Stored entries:
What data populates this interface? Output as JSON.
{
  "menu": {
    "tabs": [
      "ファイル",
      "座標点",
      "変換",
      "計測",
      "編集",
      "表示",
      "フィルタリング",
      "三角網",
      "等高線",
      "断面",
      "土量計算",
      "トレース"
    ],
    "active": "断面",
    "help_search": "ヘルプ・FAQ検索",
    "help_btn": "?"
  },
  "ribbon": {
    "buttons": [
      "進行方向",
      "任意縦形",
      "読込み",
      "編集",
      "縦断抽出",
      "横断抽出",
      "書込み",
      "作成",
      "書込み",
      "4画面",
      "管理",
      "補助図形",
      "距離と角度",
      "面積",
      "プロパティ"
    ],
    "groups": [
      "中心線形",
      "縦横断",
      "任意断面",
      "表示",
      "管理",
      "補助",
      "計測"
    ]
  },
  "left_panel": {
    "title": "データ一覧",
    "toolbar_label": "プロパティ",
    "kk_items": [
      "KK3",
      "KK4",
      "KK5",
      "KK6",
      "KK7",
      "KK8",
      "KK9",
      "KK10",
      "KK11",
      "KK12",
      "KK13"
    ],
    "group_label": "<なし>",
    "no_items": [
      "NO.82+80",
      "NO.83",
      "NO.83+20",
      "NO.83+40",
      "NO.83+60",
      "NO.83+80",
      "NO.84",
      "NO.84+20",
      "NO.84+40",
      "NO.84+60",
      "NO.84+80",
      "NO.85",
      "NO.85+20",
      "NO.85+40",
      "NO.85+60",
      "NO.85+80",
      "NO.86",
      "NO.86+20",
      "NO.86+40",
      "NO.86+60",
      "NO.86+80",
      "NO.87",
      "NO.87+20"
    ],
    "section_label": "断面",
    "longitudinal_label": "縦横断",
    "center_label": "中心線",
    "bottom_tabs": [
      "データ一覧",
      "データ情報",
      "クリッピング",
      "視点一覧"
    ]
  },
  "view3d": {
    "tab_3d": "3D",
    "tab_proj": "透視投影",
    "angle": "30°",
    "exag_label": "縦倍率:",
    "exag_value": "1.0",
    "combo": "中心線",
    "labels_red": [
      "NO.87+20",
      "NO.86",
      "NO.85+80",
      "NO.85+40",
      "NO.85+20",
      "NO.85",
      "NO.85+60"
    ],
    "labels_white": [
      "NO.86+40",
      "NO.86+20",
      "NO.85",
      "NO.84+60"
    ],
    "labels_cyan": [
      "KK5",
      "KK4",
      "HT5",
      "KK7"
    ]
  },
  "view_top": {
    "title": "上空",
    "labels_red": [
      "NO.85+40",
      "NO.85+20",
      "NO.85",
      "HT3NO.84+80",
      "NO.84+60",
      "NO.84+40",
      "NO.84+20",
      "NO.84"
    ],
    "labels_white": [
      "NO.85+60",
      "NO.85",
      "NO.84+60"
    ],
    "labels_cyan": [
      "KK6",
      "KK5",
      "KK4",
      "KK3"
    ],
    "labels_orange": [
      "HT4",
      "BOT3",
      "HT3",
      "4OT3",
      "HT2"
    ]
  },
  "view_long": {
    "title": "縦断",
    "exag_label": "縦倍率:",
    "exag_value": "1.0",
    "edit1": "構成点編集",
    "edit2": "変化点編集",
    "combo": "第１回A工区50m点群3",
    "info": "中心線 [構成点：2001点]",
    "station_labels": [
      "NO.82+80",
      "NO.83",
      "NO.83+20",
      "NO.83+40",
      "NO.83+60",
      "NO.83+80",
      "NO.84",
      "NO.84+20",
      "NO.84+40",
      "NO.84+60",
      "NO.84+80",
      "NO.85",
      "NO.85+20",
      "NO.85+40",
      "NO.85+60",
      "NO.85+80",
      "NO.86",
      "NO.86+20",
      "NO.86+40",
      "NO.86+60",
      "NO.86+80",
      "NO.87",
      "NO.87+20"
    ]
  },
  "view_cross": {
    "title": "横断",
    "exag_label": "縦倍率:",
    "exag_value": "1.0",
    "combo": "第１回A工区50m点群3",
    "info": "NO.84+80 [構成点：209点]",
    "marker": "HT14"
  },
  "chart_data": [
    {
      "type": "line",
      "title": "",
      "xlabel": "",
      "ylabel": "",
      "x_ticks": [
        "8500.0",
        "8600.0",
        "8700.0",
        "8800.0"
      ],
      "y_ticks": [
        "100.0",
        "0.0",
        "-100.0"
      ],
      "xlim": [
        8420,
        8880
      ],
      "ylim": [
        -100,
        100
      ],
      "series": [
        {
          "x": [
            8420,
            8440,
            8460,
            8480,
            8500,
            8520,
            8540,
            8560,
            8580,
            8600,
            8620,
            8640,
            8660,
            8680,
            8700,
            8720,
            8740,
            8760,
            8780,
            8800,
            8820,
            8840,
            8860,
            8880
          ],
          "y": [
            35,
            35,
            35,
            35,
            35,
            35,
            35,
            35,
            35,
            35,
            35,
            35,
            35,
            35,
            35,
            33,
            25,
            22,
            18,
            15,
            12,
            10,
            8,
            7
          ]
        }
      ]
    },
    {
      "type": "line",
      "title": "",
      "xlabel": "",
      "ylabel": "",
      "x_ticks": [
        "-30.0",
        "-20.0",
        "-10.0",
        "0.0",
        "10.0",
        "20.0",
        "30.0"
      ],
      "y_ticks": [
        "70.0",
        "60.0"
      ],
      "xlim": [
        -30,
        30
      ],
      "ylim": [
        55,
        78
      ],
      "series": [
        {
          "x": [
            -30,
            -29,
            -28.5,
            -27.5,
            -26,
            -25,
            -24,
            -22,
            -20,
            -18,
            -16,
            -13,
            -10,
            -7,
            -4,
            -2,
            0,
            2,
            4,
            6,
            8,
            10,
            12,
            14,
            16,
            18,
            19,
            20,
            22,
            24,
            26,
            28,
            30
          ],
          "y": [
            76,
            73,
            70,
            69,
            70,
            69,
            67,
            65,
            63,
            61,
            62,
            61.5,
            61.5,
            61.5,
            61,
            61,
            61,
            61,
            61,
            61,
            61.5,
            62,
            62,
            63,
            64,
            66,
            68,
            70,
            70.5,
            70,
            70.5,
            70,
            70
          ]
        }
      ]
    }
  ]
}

- _BRIEF_: Your task is to quote all of the data word for word.

- _SOLUTION TO THE PROBLEM_:
What data populates this interface? Output as JSON.
{
  "menu": {
    "tabs": [
      "ファイル",
      "座標点",
      "変換",
      "計測",
      "編集",
      "表示",
      "フィルタリング",
      "三角網",
      "等高線",
      "断面",
      "土量計算",
      "トレース"
    ],
    "active": "断面",
    "help_search": "ヘルプ・FAQ検索",
    "help_btn": "?"
  },
  "ribbon": {
    "buttons": [
      "進行方向",
      "任意縦形",
      "読込み",
      "編集",
      "縦断抽出",
      "横断抽出",
      "書込み",
      "作成",
      "書込み",
      "4画面",
      "管理",
      "補助図形",
      "距離と角度",
      "面積",
      "プロパティ"
    ],
    "groups": [
      "中心線形",
      "縦横断",
      "任意断面",
      "表示",
      "管理",
      "補助",
      "計測"
    ]
  },
  "left_panel": {
    "title": "データ一覧",
    "toolbar_label": "プロパティ",
    "kk_items": [
      "KK3",
      "KK4",
      "KK5",
      "KK6",
      "KK7",
      "KK8",
      "KK9",
      "KK10",
      "KK11",
      "KK12",
      "KK13"
    ],
    "group_label": "<なし>",
    "no_items": [
      "NO.82+80",
      "NO.83",
      "NO.83+20",
      "NO.83+40",
      "NO.83+60",
      "NO.83+80",
      "NO.84",
      "NO.84+20",
      "NO.84+40",
      "NO.84+60",
      "NO.84+80",
      "NO.85",
      "NO.85+20",
      "NO.85+40",
      "NO.85+60",
      "NO.85+80",
      "NO.86",
      "NO.86+20",
      "NO.86+40",
      "NO.86+60",
      "NO.86+80",
      "NO.87",
      "NO.87+20"
    ],
    "section_label": "断面",
    "longitudinal_label": "縦横断",
    "center_label": "中心線",
    "bottom_tabs": [
      "データ一覧",
      "データ情報",
      "クリッピング",
      "視点一覧"
    ]
  },
  "view3d": {
    "tab_3d": "3D",
    "tab_proj": "透視投影",
    "angle": "30°",
    "exag_label": "縦倍率:",
    "exag_value": "1.0",
    "combo": "中心線",
    "labels_red": [
      "NO.87+20",
      "NO.86",
      "NO.85+80",
      "NO.85+40",
      "NO.85+20",
      "NO.85",
      "NO.85+60"
    ],
    "labels_white": [
      "NO.86+40",
      "NO.86+20",
      "NO.85",
      "NO.84+60"
    ],
    "labels_cyan": [
      "KK5",
      "KK4",
      "HT5",
      "KK7"
    ]
  },
  "view_top": {
    "title": "上空",
    "labels_red": [
      "NO.85+40",
      "NO.85+20",
      "NO.85",
      "HT3NO.84+80",
      "NO.84+60",
      "NO.84+40",
      "NO.84+20",
      "NO.84"
    ],
    "labels_white": [
      "NO.85+60",
      "NO.85",
      "NO.84+60"
    ],
    "labels_cyan": [
      "KK6",
      "KK5",
      "KK4",
      "KK3"
    ],
    "labels_orange": [
      "HT4",
      "BOT3",
      "HT3",
      "4OT3",
      "HT2"
    ]
  },
  "view_long": {
    "title": "縦断",
    "exag_label": "縦倍率:",
    "exag_value": "1.0",
    "edit1": "構成点編集",
    "edit2": "変化点編集",
    "combo": "第１回A工区50m点群3",
    "info": "中心線 [構成点：2001点]",
    "station_labels": [
      "NO.82+80",
      "NO.83",
      "NO.83+20",
      "NO.83+40",
      "NO.83+60",
      "NO.83+80",
      "NO.84",
      "NO.84+20",
      "NO.84+40",
      "NO.84+60",
      "NO.84+80",
      "NO.85",
      "NO.85+20",
      "NO.85+40",
      "NO.85+60",
      "NO.85+80",
      "NO.86",
      "NO.86+20",
      "NO.86+40",
      "NO.86+60",
      "NO.86+80",
      "NO.87",
      "NO.87+20"
    ]
  },
  "view_cross": {
    "title": "横断",
    "exag_label": "縦倍率:",
    "exag_value": "1.0",
    "combo": "第１回A工区50m点群3",
    "info": "NO.84+80 [構成点：209点]",
    "marker": "HT14"
  },
  "chart_data": [
    {
      "type": "line",
      "title": "",
      "xlabel": "",
      "ylabel": "",
      "x_ticks": [
        "8500.0",
        "8600.0",
        "8700.0",
        "8800.0"
      ],
      "y_ticks": [
        "100.0",
        "0.0",
        "-100.0"
      ],
      "xlim": [
        8420,
        8880
      ],
      "ylim": [
        -100,
        100
      ],
      "series": [
        {
          "x": [
            8420,
            8440,
            8460,
            8480,
            8500,
            8520,
            8540,
            8560,
            8580,
            8600,
            8620,
            8640,
            8660,
            8680,
            8700,
            8720,
            8740,
            8760,
            8780,
            8800,
            8820,
            8840,
            8860,
            8880
          ],
          "y": [
            35,
            35,
            35,
            35,
            35,
            35,
            35,
            35,
            35,
            35,
            35,
            35,
            35,
            35,
            35,
            33,
            25,
            22,
            18,
            15,
            12,
            10,
            8,
            7
          ]
        }
      ]
    },
    {
      "type": "line",
      "title": "",
      "xlabel": "",
      "ylabel": "",
      "x_ticks": [
        "-30.0",
        "-20.0",
        "-10.0",
        "0.0",
        "10.0",
        "20.0",
        "30.0"
      ],
      "y_ticks": [
        "70.0",
        "60.0"
      ],
      "xlim": [
        -30,
        30
      ],
      "ylim": [
        55,
        78
      ],
      "series": [
        {
          "x": [
            -30,
            -29,
            -28.5,
            -27.5,
            -26,
            -25,
            -24,
            -22,
            -20,
            -18,
            -16,
            -13,
            -10,
            -7,
            -4,
            -2,
            0,
            2,
            4,
            6,
            8,
            10,
            12,
            14,
            16,
            18,
            19,
            20,
            22,
            24,
            26,
            28,
            30
          ],
          "y": [
            76,
            73,
            70,
            69,
            70,
            69,
            67,
            65,
            63,
            61,
            62,
            61.5,
            61.5,
            61.5,
            61,
            61,
            61,
            61,
            61,
            61,
            61.5,
            62,
            62,
            63,
            64,
            66,
            68,
            70,
            70.5,
            70,
            70.5,
            70,
            70
          ]
        }
      ]
    }
  ]
}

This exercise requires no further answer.